[A run of records]
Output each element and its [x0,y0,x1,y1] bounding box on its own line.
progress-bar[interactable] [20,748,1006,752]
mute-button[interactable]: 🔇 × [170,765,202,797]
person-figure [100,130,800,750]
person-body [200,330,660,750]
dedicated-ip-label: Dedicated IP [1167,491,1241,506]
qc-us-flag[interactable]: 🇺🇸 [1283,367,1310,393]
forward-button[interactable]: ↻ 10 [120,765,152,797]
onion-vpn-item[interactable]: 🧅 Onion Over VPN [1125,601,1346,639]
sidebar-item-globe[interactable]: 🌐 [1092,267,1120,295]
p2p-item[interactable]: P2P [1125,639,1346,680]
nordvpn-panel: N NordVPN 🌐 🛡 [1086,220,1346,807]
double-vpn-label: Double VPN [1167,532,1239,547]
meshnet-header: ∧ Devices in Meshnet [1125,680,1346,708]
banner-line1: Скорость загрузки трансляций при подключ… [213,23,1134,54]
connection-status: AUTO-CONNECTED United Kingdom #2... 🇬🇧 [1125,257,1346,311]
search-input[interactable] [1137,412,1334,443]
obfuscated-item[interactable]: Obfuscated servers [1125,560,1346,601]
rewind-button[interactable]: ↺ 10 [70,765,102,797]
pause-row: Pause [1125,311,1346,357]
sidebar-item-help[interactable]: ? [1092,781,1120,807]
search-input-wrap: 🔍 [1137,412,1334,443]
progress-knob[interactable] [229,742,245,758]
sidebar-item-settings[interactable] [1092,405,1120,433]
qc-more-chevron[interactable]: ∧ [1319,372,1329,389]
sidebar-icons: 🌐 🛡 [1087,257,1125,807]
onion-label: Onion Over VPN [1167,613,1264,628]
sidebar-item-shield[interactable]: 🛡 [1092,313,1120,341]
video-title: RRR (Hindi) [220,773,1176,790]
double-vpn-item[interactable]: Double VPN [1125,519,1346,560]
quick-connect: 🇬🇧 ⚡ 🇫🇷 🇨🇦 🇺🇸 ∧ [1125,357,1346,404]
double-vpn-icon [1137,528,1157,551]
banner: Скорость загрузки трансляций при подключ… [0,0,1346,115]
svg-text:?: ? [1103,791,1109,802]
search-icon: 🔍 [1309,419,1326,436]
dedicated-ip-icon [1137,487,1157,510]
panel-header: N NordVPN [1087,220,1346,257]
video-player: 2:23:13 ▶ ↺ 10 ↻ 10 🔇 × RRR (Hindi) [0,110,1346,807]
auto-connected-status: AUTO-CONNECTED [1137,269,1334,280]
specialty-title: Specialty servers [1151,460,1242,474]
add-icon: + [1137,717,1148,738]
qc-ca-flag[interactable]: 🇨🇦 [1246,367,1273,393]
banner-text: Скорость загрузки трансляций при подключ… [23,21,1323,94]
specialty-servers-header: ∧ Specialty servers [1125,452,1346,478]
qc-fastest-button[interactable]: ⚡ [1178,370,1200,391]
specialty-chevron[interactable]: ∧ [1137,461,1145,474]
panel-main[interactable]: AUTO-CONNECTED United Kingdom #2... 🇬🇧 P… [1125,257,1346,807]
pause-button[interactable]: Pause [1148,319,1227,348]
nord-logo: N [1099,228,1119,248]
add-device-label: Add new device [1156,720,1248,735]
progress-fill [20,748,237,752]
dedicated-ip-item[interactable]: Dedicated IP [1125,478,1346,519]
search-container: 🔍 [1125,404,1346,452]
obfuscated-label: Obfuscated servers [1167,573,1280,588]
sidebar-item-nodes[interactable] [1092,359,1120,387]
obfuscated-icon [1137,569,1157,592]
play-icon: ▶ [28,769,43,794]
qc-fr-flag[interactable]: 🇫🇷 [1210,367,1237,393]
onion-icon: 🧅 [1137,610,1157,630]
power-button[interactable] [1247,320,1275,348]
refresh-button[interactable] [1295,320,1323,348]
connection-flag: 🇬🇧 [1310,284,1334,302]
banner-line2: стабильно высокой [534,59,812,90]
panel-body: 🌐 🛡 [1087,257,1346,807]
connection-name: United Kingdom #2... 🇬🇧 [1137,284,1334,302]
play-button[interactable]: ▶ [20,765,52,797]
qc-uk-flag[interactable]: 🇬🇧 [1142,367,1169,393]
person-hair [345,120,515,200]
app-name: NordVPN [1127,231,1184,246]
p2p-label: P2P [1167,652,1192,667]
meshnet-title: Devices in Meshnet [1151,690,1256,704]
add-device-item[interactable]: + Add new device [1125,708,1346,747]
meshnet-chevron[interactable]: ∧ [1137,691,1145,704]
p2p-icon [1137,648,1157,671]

Aim of the task: Express each line of the records as a JSON list of strings, one string per line, leaving out blank lines.

In response:
[
  "Output each element and its [x0,y0,x1,y1] bounding box on its own line.",
  "progress-bar[interactable] [20,748,1006,752]",
  "mute-button[interactable]: 🔇 × [170,765,202,797]",
  "person-figure [100,130,800,750]",
  "person-body [200,330,660,750]",
  "dedicated-ip-label: Dedicated IP [1167,491,1241,506]",
  "qc-us-flag[interactable]: 🇺🇸 [1283,367,1310,393]",
  "forward-button[interactable]: ↻ 10 [120,765,152,797]",
  "onion-vpn-item[interactable]: 🧅 Onion Over VPN [1125,601,1346,639]",
  "sidebar-item-globe[interactable]: 🌐 [1092,267,1120,295]",
  "p2p-item[interactable]: P2P [1125,639,1346,680]",
  "nordvpn-panel: N NordVPN 🌐 🛡 [1086,220,1346,807]",
  "double-vpn-label: Double VPN [1167,532,1239,547]",
  "meshnet-header: ∧ Devices in Meshnet [1125,680,1346,708]",
  "banner-line1: Скорость загрузки трансляций при подключ… [213,23,1134,54]",
  "connection-status: AUTO-CONNECTED United Kingdom #2... 🇬🇧 [1125,257,1346,311]",
  "search-input[interactable] [1137,412,1334,443]",
  "obfuscated-item[interactable]: Obfuscated servers [1125,560,1346,601]",
  "rewind-button[interactable]: ↺ 10 [70,765,102,797]",
  "pause-row: Pause [1125,311,1346,357]",
  "sidebar-item-help[interactable]: ? [1092,781,1120,807]",
  "search-input-wrap: 🔍 [1137,412,1334,443]",
  "progress-knob[interactable] [229,742,245,758]",
  "sidebar-item-settings[interactable] [1092,405,1120,433]",
  "qc-more-chevron[interactable]: ∧ [1319,372,1329,389]",
  "sidebar-icons: 🌐 🛡 [1087,257,1125,807]",
  "onion-label: Onion Over VPN [1167,613,1264,628]",
  "sidebar-item-shield[interactable]: 🛡 [1092,313,1120,341]",
  "video-title: RRR (Hindi) [220,773,1176,790]",
  "double-vpn-item[interactable]: Double VPN [1125,519,1346,560]",
  "quick-connect: 🇬🇧 ⚡ 🇫🇷 🇨🇦 🇺🇸 ∧ [1125,357,1346,404]",
  "double-vpn-icon [1137,528,1157,551]",
  "banner: Скорость загрузки трансляций при подключ… [0,0,1346,115]",
  "svg-text:?: ? [1103,791,1109,802]",
  "search-icon: 🔍 [1309,419,1326,436]",
  "dedicated-ip-icon [1137,487,1157,510]",
  "panel-header: N NordVPN [1087,220,1346,257]",
  "video-player: 2:23:13 ▶ ↺ 10 ↻ 10 🔇 × RRR (Hindi) [0,110,1346,807]",
  "auto-connected-status: AUTO-CONNECTED [1137,269,1334,280]",
  "specialty-title: Specialty servers [1151,460,1242,474]",
  "add-icon: + [1137,717,1148,738]",
  "qc-ca-flag[interactable]: 🇨🇦 [1246,367,1273,393]",
  "banner-text: Скорость загрузки трансляций при подключ… [23,21,1323,94]",
  "specialty-servers-header: ∧ Specialty servers [1125,452,1346,478]",
  "qc-fastest-button[interactable]: ⚡ [1178,370,1200,391]",
  "specialty-chevron[interactable]: ∧ [1137,461,1145,474]",
  "panel-main[interactable]: AUTO-CONNECTED United Kingdom #2... 🇬🇧 P… [1125,257,1346,807]",
  "pause-button[interactable]: Pause [1148,319,1227,348]",
  "nord-logo: N [1099,228,1119,248]",
  "add-device-label: Add new device [1156,720,1248,735]",
  "progress-fill [20,748,237,752]",
  "dedicated-ip-item[interactable]: Dedicated IP [1125,478,1346,519]",
  "search-container: 🔍 [1125,404,1346,452]",
  "obfuscated-label: Obfuscated servers [1167,573,1280,588]",
  "sidebar-item-nodes[interactable] [1092,359,1120,387]",
  "obfuscated-icon [1137,569,1157,592]",
  "play-icon: ▶ [28,769,43,794]",
  "qc-fr-flag[interactable]: 🇫🇷 [1210,367,1237,393]",
  "onion-icon: 🧅 [1137,610,1157,630]",
  "power-button[interactable] [1247,320,1275,348]",
  "refresh-button[interactable] [1295,320,1323,348]",
  "connection-flag: 🇬🇧 [1310,284,1334,302]",
  "banner-line2: стабильно высокой [534,59,812,90]",
  "panel-body: 🌐 🛡 [1087,257,1346,807]",
  "connection-name: United Kingdom #2... 🇬🇧 [1137,284,1334,302]",
  "play-button[interactable]: ▶ [20,765,52,797]",
  "qc-uk-flag[interactable]: 🇬🇧 [1142,367,1169,393]",
  "person-hair [345,120,515,200]",
  "app-name: NordVPN [1127,231,1184,246]",
  "p2p-label: P2P [1167,652,1192,667]",
  "meshnet-title: Devices in Meshnet [1151,690,1256,704]",
  "add-device-item[interactable]: + Add new device [1125,708,1346,747]",
  "meshnet-chevron[interactable]: ∧ [1137,691,1145,704]",
  "p2p-icon [1137,648,1157,671]"
]